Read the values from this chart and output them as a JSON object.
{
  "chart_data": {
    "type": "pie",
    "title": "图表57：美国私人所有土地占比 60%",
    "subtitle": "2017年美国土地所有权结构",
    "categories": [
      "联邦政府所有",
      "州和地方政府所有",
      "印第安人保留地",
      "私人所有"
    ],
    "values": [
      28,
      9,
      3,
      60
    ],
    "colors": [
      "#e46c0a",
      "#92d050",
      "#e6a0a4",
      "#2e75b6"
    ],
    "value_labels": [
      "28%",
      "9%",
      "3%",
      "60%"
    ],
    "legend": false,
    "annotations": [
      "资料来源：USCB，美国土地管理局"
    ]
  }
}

_ _ _ _ _

Goal => Your task is to print the whole listing again exactly.

Task solution =>
Read the values from this chart and output them as a JSON object.
{
  "chart_data": {
    "type": "pie",
    "title": "图表57：美国私人所有土地占比 60%",
    "subtitle": "2017年美国土地所有权结构",
    "categories": [
      "联邦政府所有",
      "州和地方政府所有",
      "印第安人保留地",
      "私人所有"
    ],
    "values": [
      28,
      9,
      3,
      60
    ],
    "colors": [
      "#e46c0a",
      "#92d050",
      "#e6a0a4",
      "#2e75b6"
    ],
    "value_labels": [
      "28%",
      "9%",
      "3%",
      "60%"
    ],
    "legend": false,
    "annotations": [
      "资料来源：USCB，美国土地管理局"
    ]
  }
}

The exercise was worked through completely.